======== Input for this task ========

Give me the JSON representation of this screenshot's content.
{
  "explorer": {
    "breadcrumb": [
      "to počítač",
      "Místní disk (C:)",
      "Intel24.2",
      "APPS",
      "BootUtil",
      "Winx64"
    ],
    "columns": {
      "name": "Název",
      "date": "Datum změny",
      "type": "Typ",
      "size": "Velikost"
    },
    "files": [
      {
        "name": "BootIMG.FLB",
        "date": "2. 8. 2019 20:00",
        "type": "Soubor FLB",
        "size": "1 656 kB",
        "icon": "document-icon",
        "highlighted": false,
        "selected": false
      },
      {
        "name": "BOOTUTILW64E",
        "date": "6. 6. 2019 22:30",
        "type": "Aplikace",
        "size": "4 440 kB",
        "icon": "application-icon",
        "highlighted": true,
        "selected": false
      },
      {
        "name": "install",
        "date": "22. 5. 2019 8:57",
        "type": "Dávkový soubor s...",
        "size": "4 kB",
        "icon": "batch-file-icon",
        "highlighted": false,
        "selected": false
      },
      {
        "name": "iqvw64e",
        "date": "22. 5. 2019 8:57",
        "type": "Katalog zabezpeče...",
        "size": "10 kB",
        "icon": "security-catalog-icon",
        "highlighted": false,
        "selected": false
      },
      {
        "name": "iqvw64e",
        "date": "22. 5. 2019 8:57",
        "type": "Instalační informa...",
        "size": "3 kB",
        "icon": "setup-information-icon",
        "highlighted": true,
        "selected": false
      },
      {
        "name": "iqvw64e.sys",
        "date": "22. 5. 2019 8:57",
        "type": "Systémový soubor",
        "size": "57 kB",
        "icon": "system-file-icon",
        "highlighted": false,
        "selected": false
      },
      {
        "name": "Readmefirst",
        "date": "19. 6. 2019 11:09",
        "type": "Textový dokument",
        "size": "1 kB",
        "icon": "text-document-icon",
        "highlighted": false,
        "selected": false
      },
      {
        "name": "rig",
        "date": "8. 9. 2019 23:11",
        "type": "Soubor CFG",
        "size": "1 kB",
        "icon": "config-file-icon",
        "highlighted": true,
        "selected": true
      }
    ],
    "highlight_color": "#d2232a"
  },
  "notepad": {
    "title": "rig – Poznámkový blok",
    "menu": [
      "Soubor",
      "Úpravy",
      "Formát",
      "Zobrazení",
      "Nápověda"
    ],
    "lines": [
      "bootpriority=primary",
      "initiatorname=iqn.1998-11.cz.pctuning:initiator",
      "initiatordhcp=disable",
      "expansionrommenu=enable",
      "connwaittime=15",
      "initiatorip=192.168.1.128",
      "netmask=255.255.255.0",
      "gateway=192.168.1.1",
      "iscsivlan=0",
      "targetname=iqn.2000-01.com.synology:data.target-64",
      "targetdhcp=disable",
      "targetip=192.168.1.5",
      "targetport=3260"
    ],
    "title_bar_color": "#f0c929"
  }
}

========

## What needs to be done
Scan the lines above for "type", then copy every one that has it.

## Exercise solution
      "type": "Typ",
        "type": "Soubor FLB",
        "type": "Aplikace",
        "type": "Dávkový soubor s...",
        "type": "Katalog zabezpeče...",
        "type": "Instalační informa...",
        "type": "Systémový soubor",
        "type": "Textový dokument",
        "type": "Soubor CFG",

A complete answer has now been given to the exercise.